━━ Data records

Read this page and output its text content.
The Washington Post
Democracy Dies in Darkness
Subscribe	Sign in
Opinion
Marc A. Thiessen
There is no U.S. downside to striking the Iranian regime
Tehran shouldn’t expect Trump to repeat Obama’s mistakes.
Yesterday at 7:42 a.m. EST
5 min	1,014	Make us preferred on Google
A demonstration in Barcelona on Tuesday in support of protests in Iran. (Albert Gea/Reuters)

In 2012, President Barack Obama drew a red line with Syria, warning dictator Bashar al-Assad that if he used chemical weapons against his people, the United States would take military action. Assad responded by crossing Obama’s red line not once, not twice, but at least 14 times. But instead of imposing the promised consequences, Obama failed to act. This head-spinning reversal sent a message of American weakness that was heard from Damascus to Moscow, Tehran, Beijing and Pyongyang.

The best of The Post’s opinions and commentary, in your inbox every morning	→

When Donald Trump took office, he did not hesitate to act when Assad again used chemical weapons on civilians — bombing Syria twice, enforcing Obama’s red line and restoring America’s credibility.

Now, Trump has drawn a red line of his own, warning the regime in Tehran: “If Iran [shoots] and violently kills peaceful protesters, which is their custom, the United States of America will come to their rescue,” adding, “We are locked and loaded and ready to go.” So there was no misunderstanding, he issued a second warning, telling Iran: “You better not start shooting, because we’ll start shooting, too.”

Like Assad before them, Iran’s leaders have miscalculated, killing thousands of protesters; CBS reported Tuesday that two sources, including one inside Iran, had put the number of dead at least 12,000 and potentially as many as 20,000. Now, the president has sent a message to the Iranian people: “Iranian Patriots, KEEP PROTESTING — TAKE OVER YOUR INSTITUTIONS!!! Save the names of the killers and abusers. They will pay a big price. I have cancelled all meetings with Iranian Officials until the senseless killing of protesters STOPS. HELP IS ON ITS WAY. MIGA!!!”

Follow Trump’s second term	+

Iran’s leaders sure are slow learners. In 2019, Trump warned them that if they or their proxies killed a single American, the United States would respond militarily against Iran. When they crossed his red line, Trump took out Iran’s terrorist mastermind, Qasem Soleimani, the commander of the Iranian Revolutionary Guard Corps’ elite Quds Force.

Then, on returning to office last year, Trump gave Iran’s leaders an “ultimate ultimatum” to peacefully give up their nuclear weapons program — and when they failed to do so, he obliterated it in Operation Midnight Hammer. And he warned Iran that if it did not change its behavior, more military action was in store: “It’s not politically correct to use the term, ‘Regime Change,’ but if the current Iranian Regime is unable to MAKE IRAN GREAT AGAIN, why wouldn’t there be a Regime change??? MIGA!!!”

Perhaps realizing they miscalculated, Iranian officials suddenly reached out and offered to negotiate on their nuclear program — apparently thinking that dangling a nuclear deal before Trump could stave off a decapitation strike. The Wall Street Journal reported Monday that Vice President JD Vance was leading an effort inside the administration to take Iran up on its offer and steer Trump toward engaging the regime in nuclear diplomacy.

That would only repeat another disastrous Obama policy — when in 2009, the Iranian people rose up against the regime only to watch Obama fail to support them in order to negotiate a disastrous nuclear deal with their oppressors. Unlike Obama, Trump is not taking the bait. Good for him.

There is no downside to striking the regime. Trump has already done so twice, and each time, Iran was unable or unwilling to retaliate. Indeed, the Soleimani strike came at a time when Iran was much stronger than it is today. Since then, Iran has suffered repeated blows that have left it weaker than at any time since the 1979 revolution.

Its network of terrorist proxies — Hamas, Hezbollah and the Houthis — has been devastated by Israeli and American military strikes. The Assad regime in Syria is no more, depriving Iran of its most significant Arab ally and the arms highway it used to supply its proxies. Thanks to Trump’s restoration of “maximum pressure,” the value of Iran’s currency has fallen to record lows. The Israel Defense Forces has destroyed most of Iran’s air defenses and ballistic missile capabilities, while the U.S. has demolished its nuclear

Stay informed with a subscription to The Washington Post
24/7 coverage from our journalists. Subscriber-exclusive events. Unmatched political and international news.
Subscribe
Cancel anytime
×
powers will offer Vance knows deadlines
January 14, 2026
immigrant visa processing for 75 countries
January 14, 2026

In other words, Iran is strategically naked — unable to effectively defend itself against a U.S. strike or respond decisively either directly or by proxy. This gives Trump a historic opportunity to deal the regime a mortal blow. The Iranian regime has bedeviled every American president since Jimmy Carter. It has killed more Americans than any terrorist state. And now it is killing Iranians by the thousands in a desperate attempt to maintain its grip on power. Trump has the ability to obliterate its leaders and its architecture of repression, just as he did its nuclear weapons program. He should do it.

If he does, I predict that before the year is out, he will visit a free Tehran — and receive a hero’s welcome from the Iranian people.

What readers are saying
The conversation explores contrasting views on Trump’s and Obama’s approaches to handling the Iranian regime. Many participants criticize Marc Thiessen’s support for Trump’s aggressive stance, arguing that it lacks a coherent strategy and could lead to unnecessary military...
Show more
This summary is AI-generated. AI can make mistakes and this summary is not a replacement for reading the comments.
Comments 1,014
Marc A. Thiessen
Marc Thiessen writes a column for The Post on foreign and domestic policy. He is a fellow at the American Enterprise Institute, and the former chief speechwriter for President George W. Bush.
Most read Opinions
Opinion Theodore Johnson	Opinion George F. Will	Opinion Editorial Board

━━━━

Write out the records shown above, exactly as they appear.

Read this page and output its text content.
The Washington Post
Democracy Dies in Darkness
Subscribe	Sign in
Opinion
Marc A. Thiessen
There is no U.S. downside to striking the Iranian regime
Tehran shouldn’t expect Trump to repeat Obama’s mistakes.
Yesterday at 7:42 a.m. EST
5 min	1,014	Make us preferred on Google
A demonstration in Barcelona on Tuesday in support of protests in Iran. (Albert Gea/Reuters)

In 2012, President Barack Obama drew a red line with Syria, warning dictator Bashar al-Assad that if he used chemical weapons against his people, the United States would take military action. Assad responded by crossing Obama’s red line not once, not twice, but at least 14 times. But instead of imposing the promised consequences, Obama failed to act. This head-spinning reversal sent a message of American weakness that was heard from Damascus to Moscow, Tehran, Beijing and Pyongyang.

The best of The Post’s opinions and commentary, in your inbox every morning	→

When Donald Trump took office, he did not hesitate to act when Assad again used chemical weapons on civilians — bombing Syria twice, enforcing Obama’s red line and restoring America’s credibility.

Now, Trump has drawn a red line of his own, warning the regime in Tehran: “If Iran [shoots] and violently kills peaceful protesters, which is their custom, the United States of America will come to their rescue,” adding, “We are locked and loaded and ready to go.” So there was no misunderstanding, he issued a second warning, telling Iran: “You better not start shooting, because we’ll start shooting, too.”

Like Assad before them, Iran’s leaders have miscalculated, killing thousands of protesters; CBS reported Tuesday that two sources, including one inside Iran, had put the number of dead at least 12,000 and potentially as many as 20,000. Now, the president has sent a message to the Iranian people: “Iranian Patriots, KEEP PROTESTING — TAKE OVER YOUR INSTITUTIONS!!! Save the names of the killers and abusers. They will pay a big price. I have cancelled all meetings with Iranian Officials until the senseless killing of protesters STOPS. HELP IS ON ITS WAY. MIGA!!!”

Follow Trump’s second term	+

Iran’s leaders sure are slow learners. In 2019, Trump warned them that if they or their proxies killed a single American, the United States would respond militarily against Iran. When they crossed his red line, Trump took out Iran’s terrorist mastermind, Qasem Soleimani, the commander of the Iranian Revolutionary Guard Corps’ elite Quds Force.

Then, on returning to office last year, Trump gave Iran’s leaders an “ultimate ultimatum” to peacefully give up their nuclear weapons program — and when they failed to do so, he obliterated it in Operation Midnight Hammer. And he warned Iran that if it did not change its behavior, more military action was in store: “It’s not politically correct to use the term, ‘Regime Change,’ but if the current Iranian Regime is unable to MAKE IRAN GREAT AGAIN, why wouldn’t there be a Regime change??? MIGA!!!”

Perhaps realizing they miscalculated, Iranian officials suddenly reached out and offered to negotiate on their nuclear program — apparently thinking that dangling a nuclear deal before Trump could stave off a decapitation strike. The Wall Street Journal reported Monday that Vice President JD Vance was leading an effort inside the administration to take Iran up on its offer and steer Trump toward engaging the regime in nuclear diplomacy.

That would only repeat another disastrous Obama policy — when in 2009, the Iranian people rose up against the regime only to watch Obama fail to support them in order to negotiate a disastrous nuclear deal with their oppressors. Unlike Obama, Trump is not taking the bait. Good for him.

There is no downside to striking the regime. Trump has already done so twice, and each time, Iran was unable or unwilling to retaliate. Indeed, the Soleimani strike came at a time when Iran was much stronger than it is today. Since then, Iran has suffered repeated blows that have left it weaker than at any time since the 1979 revolution.

Its network of terrorist proxies — Hamas, Hezbollah and the Houthis — has been devastated by Israeli and American military strikes. The Assad regime in Syria is no more, depriving Iran of its most significant Arab ally and the arms highway it used to supply its proxies. Thanks to Trump’s restoration of “maximum pressure,” the value of Iran’s currency has fallen to record lows. The Israel Defense Forces has destroyed most of Iran’s air defenses and ballistic missile capabilities, while the U.S. has demolished its nuclear

Stay informed with a subscription to The Washington Post
24/7 coverage from our journalists. Subscriber-exclusive events. Unmatched political and international news.
Subscribe
Cancel anytime
×
powers will offer Vance knows deadlines
January 14, 2026
immigrant visa processing for 75 countries
January 14, 2026

In other words, Iran is strategically naked — unable to effectively defend itself against a U.S. strike or respond decisively either directly or by proxy. This gives Trump a historic opportunity to deal the regime a mortal blow. The Iranian regime has bedeviled every American president since Jimmy Carter. It has killed more Americans than any terrorist state. And now it is killing Iranians by the thousands in a desperate attempt to maintain its grip on power. Trump has the ability to obliterate its leaders and its architecture of repression, just as he did its nuclear weapons program. He should do it.

If he does, I predict that before the year is out, he will visit a free Tehran — and receive a hero’s welcome from the Iranian people.

What readers are saying
The conversation explores contrasting views on Trump’s and Obama’s approaches to handling the Iranian regime. Many participants criticize Marc Thiessen’s support for Trump’s aggressive stance, arguing that it lacks a coherent strategy and could lead to unnecessary military...
Show more
This summary is AI-generated. AI can make mistakes and this summary is not a replacement for reading the comments.
Comments 1,014
Marc A. Thiessen
Marc Thiessen writes a column for The Post on foreign and domestic policy. He is a fellow at the American Enterprise Institute, and the former chief speechwriter for President George W. Bush.
Most read Opinions
Opinion Theodore Johnson	Opinion George F. Will	Opinion Editorial Board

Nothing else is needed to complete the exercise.